Aim of the task:
Return the material word for word. Do not include pictures.
##### Working data
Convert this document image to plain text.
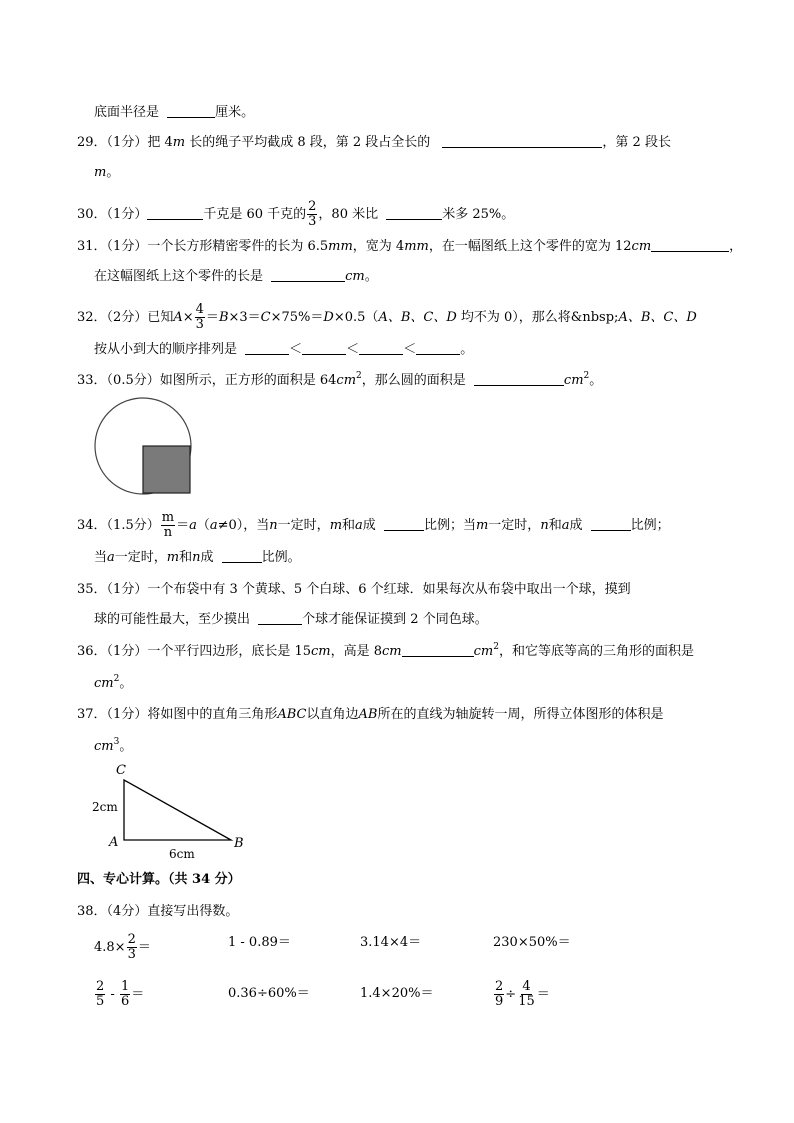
底面半径是	厘米。
29．（1分）把 4m 长的绳子平均截成 8 段，第 2 段占全长的	，第 2 段长
m。
30．（1分）	千克是 60 千克的 $\frac{2}{3}$ ，80 米比	米多 25%。
31．（1分）一个长方形精密零件的长为 6.5mm，宽为 4mm，在一幅图纸上这个零件的宽为 12cm	，
在这幅图纸上这个零件的长是	cm。
32．（2分）已知$A\times \frac{4}{3} =B\times 3=C\times 75\%=D\times 0.5(A$、B、C、D 均不为 0），那么将&nbsp;A、B、C、D
按从小到大的顺序排列是	＜	＜	＜	。
33．（0.5分）如图所示，正方形的面积是 $64cm^2$，那么圆的面积是	$cm^2$。
34．（1.5分） $\frac{m}{n} =a(a\ne 0)$，当n一定时，m和a成	比例；当m一定时，n和a成	比例；
当a一定时，m和n成	比例。
35．（1分）一个布袋中有 3 个黄球、5 个白球、6 个红球．如果每次从布袋中取出一个球，摸到
球的可能性最大，至少摸出	个球才能保证摸到 2 个同色球。
36．（1分）一个平行四边形，底长是 15cm，高是 8cm	$cm^2$，和它等底等高的三角形的面积是
$cm^2$。
37．（1分）将如图中的直角三角形ABC以直角边AB所在的直线为轴旋转一周，所得立体图形的体积是
$cm^3$。
C
A	B
2cm
6cm
四、专心计算。（共 34 分）
38．（4分）直接写出得数。
$4.8\times \frac{2}{3}$ ＝	1 - 0.89＝	3.14×4＝	230×50%＝
$\frac{2}{5} - \frac{1}{6}$ ＝	0.36÷60%＝	1.4×20%＝	$\frac{2}{9} \div \frac{4}{15}$ ＝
##########
Solved exercise:
Convert this document image to plain text.
底面半径是	厘米。
29．（1分）把 4m 长的绳子平均截成 8 段，第 2 段占全长的	，第 2 段长
m。
30．（1分）	千克是 60 千克的 $\frac{2}{3}$ ，80 米比	米多 25%。
31．（1分）一个长方形精密零件的长为 6.5mm，宽为 4mm，在一幅图纸上这个零件的宽为 12cm	，
在这幅图纸上这个零件的长是	cm。
32．（2分）已知$A\times \frac{4}{3} =B\times 3=C\times 75\%=D\times 0.5(A$、B、C、D 均不为 0），那么将&nbsp;A、B、C、D
按从小到大的顺序排列是	＜	＜	＜	。
33．（0.5分）如图所示，正方形的面积是 $64cm^2$，那么圆的面积是	$cm^2$。
34．（1.5分） $\frac{m}{n} =a(a\ne 0)$，当n一定时，m和a成	比例；当m一定时，n和a成	比例；
当a一定时，m和n成	比例。
35．（1分）一个布袋中有 3 个黄球、5 个白球、6 个红球．如果每次从布袋中取出一个球，摸到
球的可能性最大，至少摸出	个球才能保证摸到 2 个同色球。
36．（1分）一个平行四边形，底长是 15cm，高是 8cm	$cm^2$，和它等底等高的三角形的面积是
$cm^2$。
37．（1分）将如图中的直角三角形ABC以直角边AB所在的直线为轴旋转一周，所得立体图形的体积是
$cm^3$。
C
A	B
2cm
6cm
四、专心计算。（共 34 分）
38．（4分）直接写出得数。
$4.8\times \frac{2}{3}$ ＝	1 - 0.89＝	3.14×4＝	230×50%＝
$\frac{2}{5} - \frac{1}{6}$ ＝	0.36÷60%＝	1.4×20%＝	$\frac{2}{9} \div \frac{4}{15}$ ＝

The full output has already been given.